_WORK REQUIRED_.
List, from the lines below, each one with "Америка" in it.

_ROWS_.
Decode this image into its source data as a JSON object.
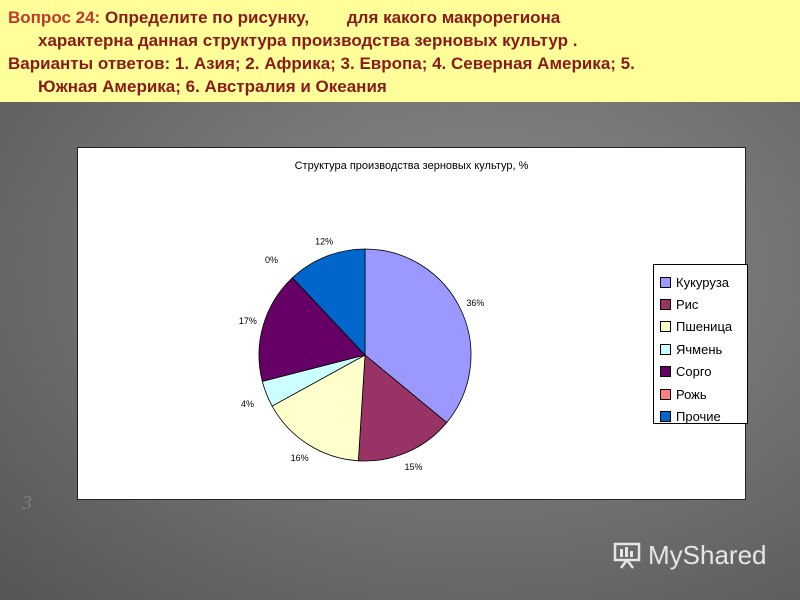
{
  "question": {
    "label": "Вопрос 24:",
    "text_line1": "Определите по рисунку,        для какого макрорегиона",
    "text_line2": "характерна данная структура производства зерновых культур .",
    "answers_line1": "Варианты ответов: 1. Азия; 2. Африка; 3. Европа; 4. Северная Америка; 5.",
    "answers_line2": "Южная Америка; 6. Австралия и Океания"
  },
  "colors": {
    "question_bg": "#ffff99",
    "question_text": "#8b1a1a",
    "slide_bg": "#777777"
  },
  "chart_data": {
    "type": "pie",
    "title": "Структура производства зерновых культур, %",
    "legend_position": "right",
    "slices": [
      {
        "label": "Кукуруза",
        "value": 36,
        "value_label": "36%",
        "color": "#9999ff"
      },
      {
        "label": "Рис",
        "value": 15,
        "value_label": "15%",
        "color": "#993366"
      },
      {
        "label": "Пшеница",
        "value": 16,
        "value_label": "16%",
        "color": "#ffffcc"
      },
      {
        "label": "Ячмень",
        "value": 4,
        "value_label": "4%",
        "color": "#ccffff"
      },
      {
        "label": "Сорго",
        "value": 17,
        "value_label": "17%",
        "color": "#660066"
      },
      {
        "label": "Рожь",
        "value": 0,
        "value_label": "0%",
        "color": "#ff8080"
      },
      {
        "label": "Прочие",
        "value": 12,
        "value_label": "12%",
        "color": "#0066cc"
      }
    ]
  },
  "watermark": {
    "text": "MyShared",
    "icon": "presentation-board-icon"
  },
  "decoration": {
    "slide_number_glyph": "3"
  }
}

_RESPONSE_.
    "answers_line1": "Варианты ответов: 1. Азия; 2. Африка; 3. Европа; 4. Северная Америка; 5.",
    "answers_line2": "Южная Америка; 6. Австралия и Океания"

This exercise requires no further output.